Every record should be copied exactly, except that pictures are to be omitted.

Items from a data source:
....
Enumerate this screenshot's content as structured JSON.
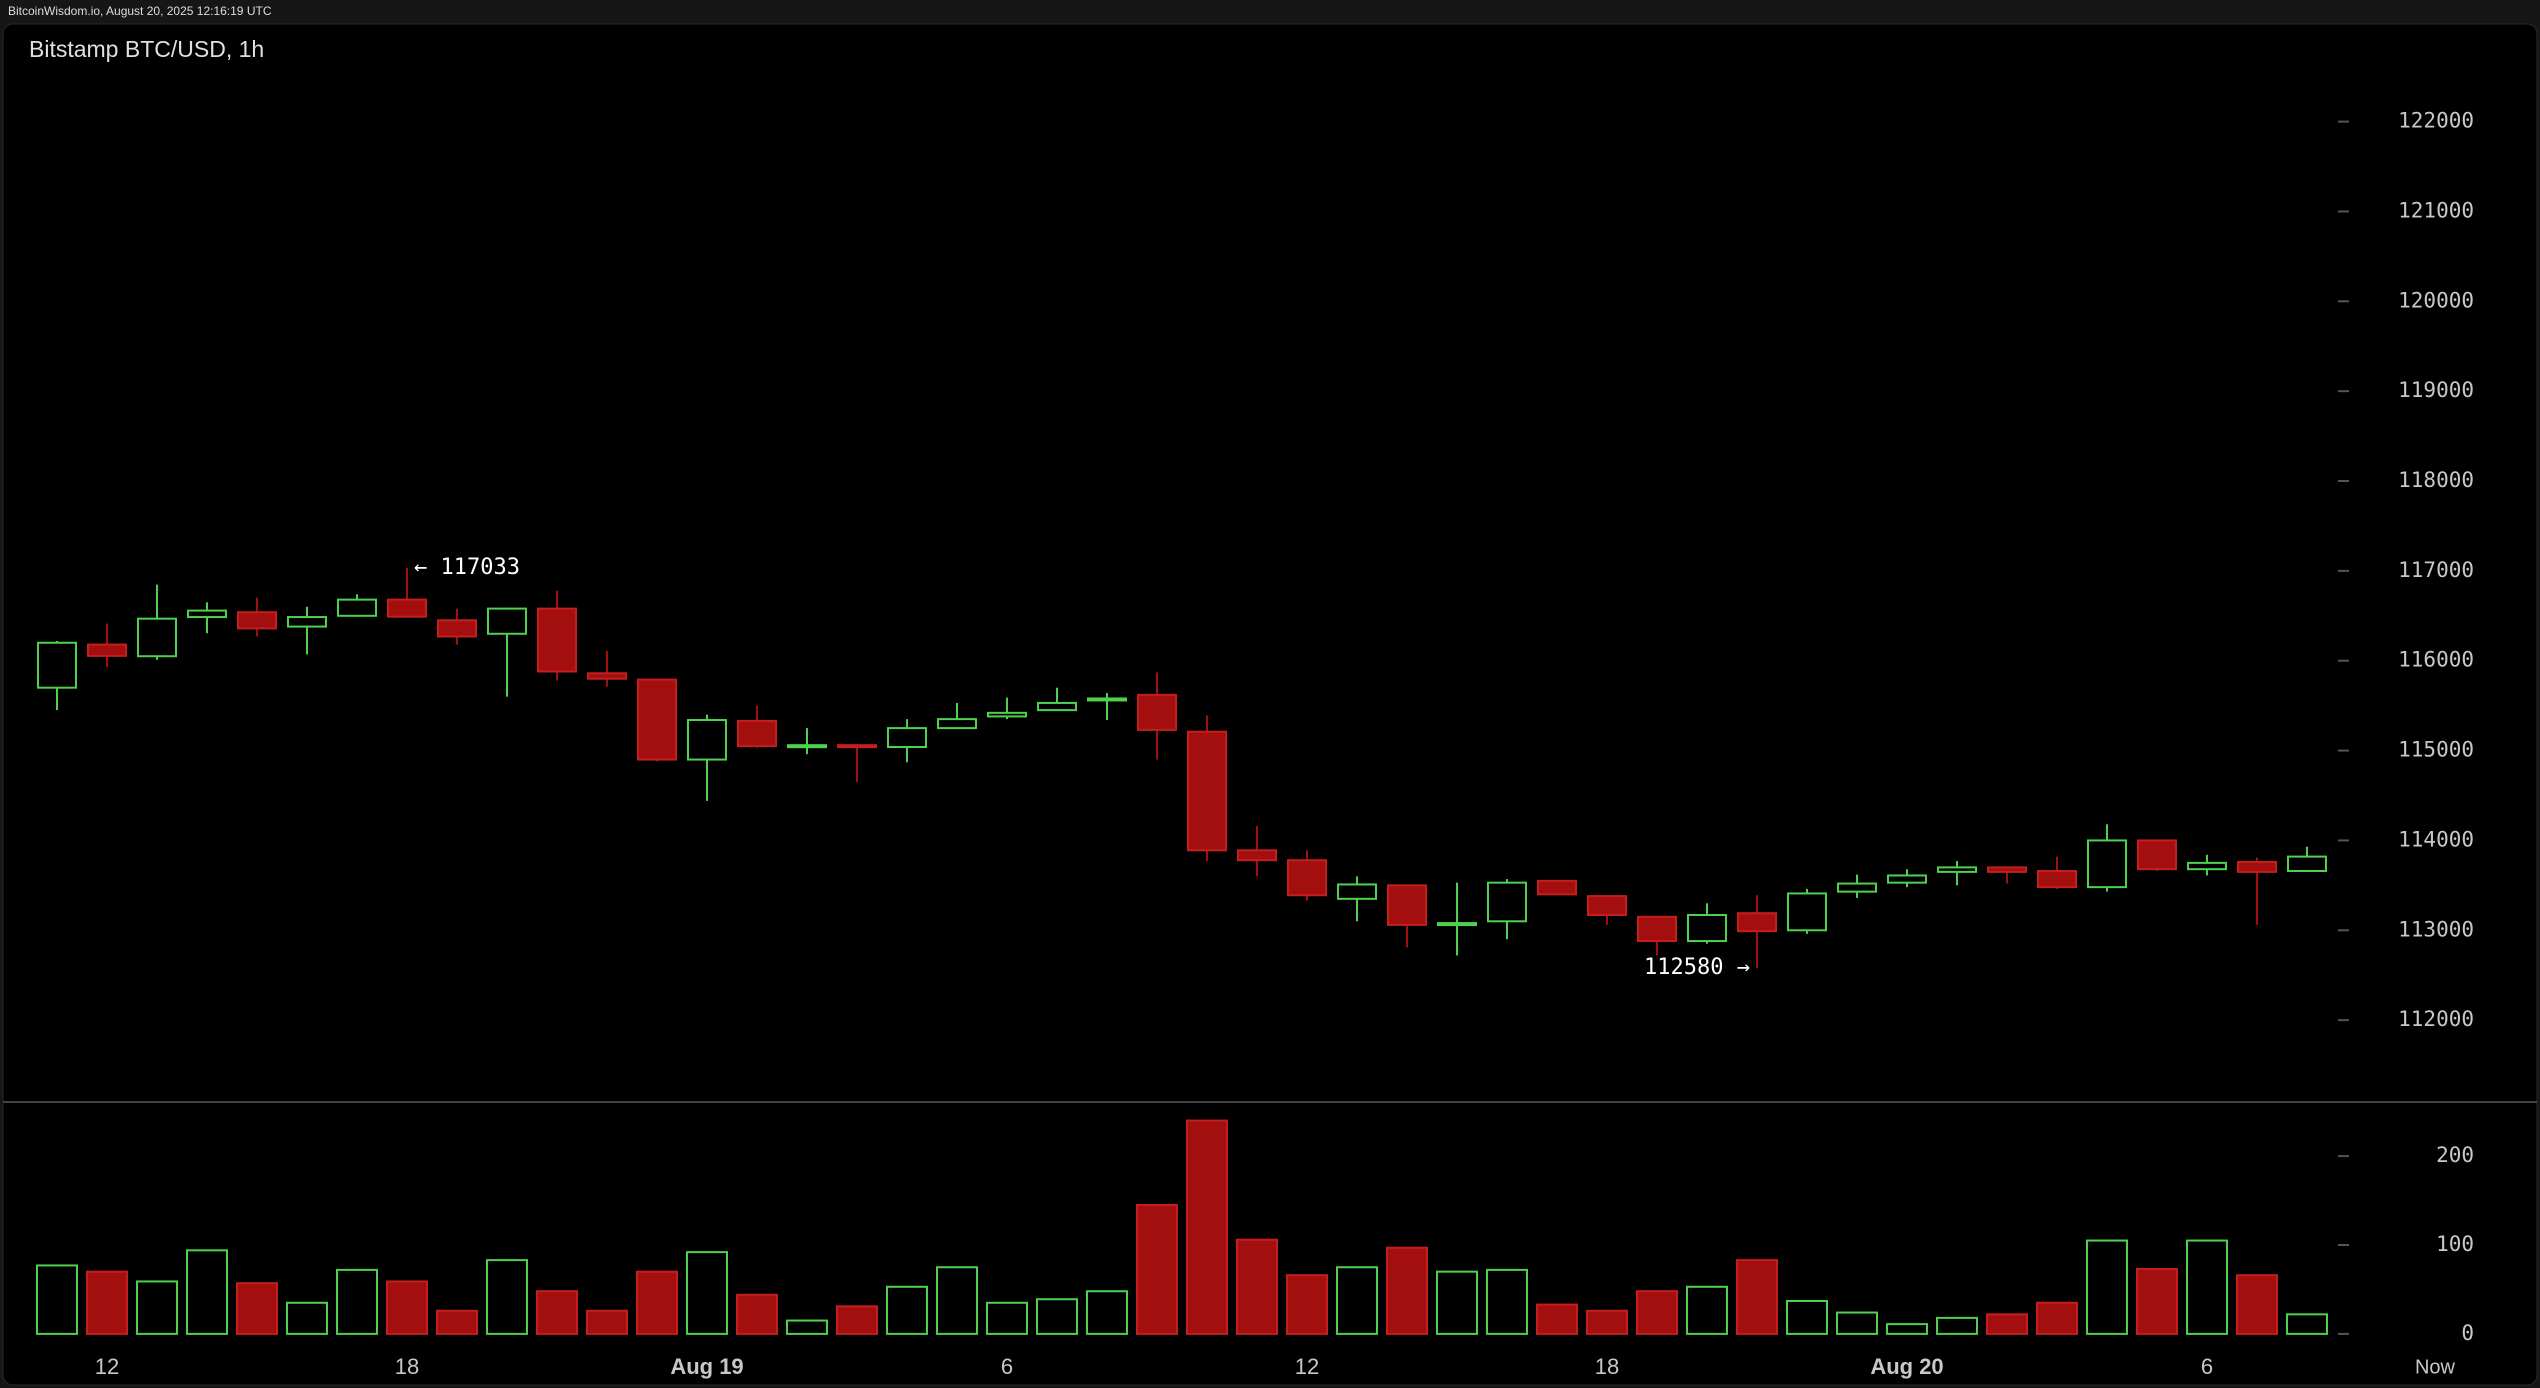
{
  "chart_data": {
    "type": "candlestick",
    "header": "BitcoinWisdom.io, August 20, 2025 12:16:19 UTC",
    "title": "Bitstamp BTC/USD, 1h",
    "categories": [
      null,
      "12",
      null,
      null,
      null,
      null,
      null,
      "18",
      null,
      null,
      null,
      null,
      null,
      "Aug 19",
      null,
      null,
      null,
      null,
      null,
      "6",
      null,
      null,
      null,
      null,
      null,
      "12",
      null,
      null,
      null,
      null,
      null,
      "18",
      null,
      null,
      null,
      null,
      null,
      "Aug 20",
      null,
      null,
      null,
      null,
      null,
      "6",
      null,
      null
    ],
    "now_label": "Now",
    "open": [
      115700,
      116180,
      116050,
      116486,
      116540,
      116380,
      116500,
      116680,
      116450,
      116300,
      116580,
      115860,
      115790,
      114900,
      115330,
      115040,
      115060,
      115040,
      115250,
      115380,
      115450,
      115560,
      115620,
      115210,
      113890,
      113780,
      113350,
      113500,
      113060,
      113100,
      113550,
      113380,
      113150,
      112880,
      113190,
      113000,
      113430,
      113530,
      113650,
      113700,
      113660,
      113480,
      114000,
      113680,
      113760,
      113660
    ],
    "high": [
      116220,
      116414,
      116847,
      116650,
      116703,
      116600,
      116740,
      117033,
      116580,
      116590,
      116780,
      116110,
      115800,
      115400,
      115500,
      115250,
      115070,
      115350,
      115530,
      115590,
      115700,
      115640,
      115870,
      115390,
      114160,
      113890,
      113600,
      113500,
      113530,
      113570,
      113560,
      113390,
      113160,
      113300,
      113390,
      113460,
      113620,
      113680,
      113770,
      113710,
      113820,
      114180,
      114010,
      113840,
      113810,
      113930
    ],
    "low": [
      115450,
      115928,
      116010,
      116306,
      116270,
      116070,
      116490,
      116480,
      116180,
      115600,
      115780,
      115710,
      114880,
      114440,
      115030,
      114960,
      114650,
      114870,
      115240,
      115350,
      115450,
      115340,
      114900,
      113770,
      113600,
      113330,
      113100,
      112810,
      112720,
      112900,
      113390,
      113060,
      112720,
      112850,
      112580,
      112960,
      113360,
      113480,
      113500,
      113520,
      113460,
      113430,
      113660,
      113610,
      113060,
      113650
    ],
    "close": [
      116200,
      116054,
      116468,
      116558,
      116360,
      116486,
      116680,
      116490,
      116270,
      116580,
      115880,
      115800,
      114900,
      115340,
      115050,
      115060,
      115040,
      115250,
      115350,
      115420,
      115530,
      115580,
      115230,
      113890,
      113780,
      113390,
      113510,
      113060,
      113080,
      113530,
      113400,
      113170,
      112880,
      113170,
      112990,
      113410,
      113520,
      113610,
      113700,
      113650,
      113480,
      114000,
      113680,
      113750,
      113650,
      113820
    ],
    "volume": [
      77,
      70,
      59,
      94,
      57,
      35,
      72,
      59,
      26,
      83,
      48,
      26,
      70,
      92,
      44,
      15,
      31,
      53,
      75,
      35,
      39,
      48,
      145,
      240,
      106,
      66,
      75,
      97,
      70,
      72,
      33,
      26,
      48,
      53,
      83,
      37,
      24,
      11,
      18,
      22,
      35,
      105,
      73,
      105,
      66,
      22
    ],
    "ylim": [
      111100,
      122630
    ],
    "yticks": [
      112000,
      113000,
      114000,
      115000,
      116000,
      117000,
      118000,
      119000,
      120000,
      121000,
      122000
    ],
    "volume_ylim": [
      -17,
      262
    ],
    "volume_yticks": [
      0,
      100,
      200
    ],
    "up_color": "#4fd14f",
    "down_color": "#a30f0f",
    "annotations": [
      {
        "label": "← 117033",
        "value": 117033
      },
      {
        "label": "112580 →",
        "value": 112580
      }
    ]
  }
}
....
ANSWER BELOW:
Enumerate this screenshot's content as structured JSON.
{
  "chart_data": {
    "type": "candlestick",
    "header": "BitcoinWisdom.io, August 20, 2025 12:16:19 UTC",
    "title": "Bitstamp BTC/USD, 1h",
    "categories": [
      null,
      "12",
      null,
      null,
      null,
      null,
      null,
      "18",
      null,
      null,
      null,
      null,
      null,
      "Aug 19",
      null,
      null,
      null,
      null,
      null,
      "6",
      null,
      null,
      null,
      null,
      null,
      "12",
      null,
      null,
      null,
      null,
      null,
      "18",
      null,
      null,
      null,
      null,
      null,
      "Aug 20",
      null,
      null,
      null,
      null,
      null,
      "6",
      null,
      null
    ],
    "now_label": "Now",
    "open": [
      115700,
      116180,
      116050,
      116486,
      116540,
      116380,
      116500,
      116680,
      116450,
      116300,
      116580,
      115860,
      115790,
      114900,
      115330,
      115040,
      115060,
      115040,
      115250,
      115380,
      115450,
      115560,
      115620,
      115210,
      113890,
      113780,
      113350,
      113500,
      113060,
      113100,
      113550,
      113380,
      113150,
      112880,
      113190,
      113000,
      113430,
      113530,
      113650,
      113700,
      113660,
      113480,
      114000,
      113680,
      113760,
      113660
    ],
    "high": [
      116220,
      116414,
      116847,
      116650,
      116703,
      116600,
      116740,
      117033,
      116580,
      116590,
      116780,
      116110,
      115800,
      115400,
      115500,
      115250,
      115070,
      115350,
      115530,
      115590,
      115700,
      115640,
      115870,
      115390,
      114160,
      113890,
      113600,
      113500,
      113530,
      113570,
      113560,
      113390,
      113160,
      113300,
      113390,
      113460,
      113620,
      113680,
      113770,
      113710,
      113820,
      114180,
      114010,
      113840,
      113810,
      113930
    ],
    "low": [
      115450,
      115928,
      116010,
      116306,
      116270,
      116070,
      116490,
      116480,
      116180,
      115600,
      115780,
      115710,
      114880,
      114440,
      115030,
      114960,
      114650,
      114870,
      115240,
      115350,
      115450,
      115340,
      114900,
      113770,
      113600,
      113330,
      113100,
      112810,
      112720,
      112900,
      113390,
      113060,
      112720,
      112850,
      112580,
      112960,
      113360,
      113480,
      113500,
      113520,
      113460,
      113430,
      113660,
      113610,
      113060,
      113650
    ],
    "close": [
      116200,
      116054,
      116468,
      116558,
      116360,
      116486,
      116680,
      116490,
      116270,
      116580,
      115880,
      115800,
      114900,
      115340,
      115050,
      115060,
      115040,
      115250,
      115350,
      115420,
      115530,
      115580,
      115230,
      113890,
      113780,
      113390,
      113510,
      113060,
      113080,
      113530,
      113400,
      113170,
      112880,
      113170,
      112990,
      113410,
      113520,
      113610,
      113700,
      113650,
      113480,
      114000,
      113680,
      113750,
      113650,
      113820
    ],
    "volume": [
      77,
      70,
      59,
      94,
      57,
      35,
      72,
      59,
      26,
      83,
      48,
      26,
      70,
      92,
      44,
      15,
      31,
      53,
      75,
      35,
      39,
      48,
      145,
      240,
      106,
      66,
      75,
      97,
      70,
      72,
      33,
      26,
      48,
      53,
      83,
      37,
      24,
      11,
      18,
      22,
      35,
      105,
      73,
      105,
      66,
      22
    ],
    "ylim": [
      111100,
      122630
    ],
    "yticks": [
      112000,
      113000,
      114000,
      115000,
      116000,
      117000,
      118000,
      119000,
      120000,
      121000,
      122000
    ],
    "volume_ylim": [
      -17,
      262
    ],
    "volume_yticks": [
      0,
      100,
      200
    ],
    "up_color": "#4fd14f",
    "down_color": "#a30f0f",
    "annotations": [
      {
        "label": "← 117033",
        "value": 117033
      },
      {
        "label": "112580 →",
        "value": 112580
      }
    ]
  }
}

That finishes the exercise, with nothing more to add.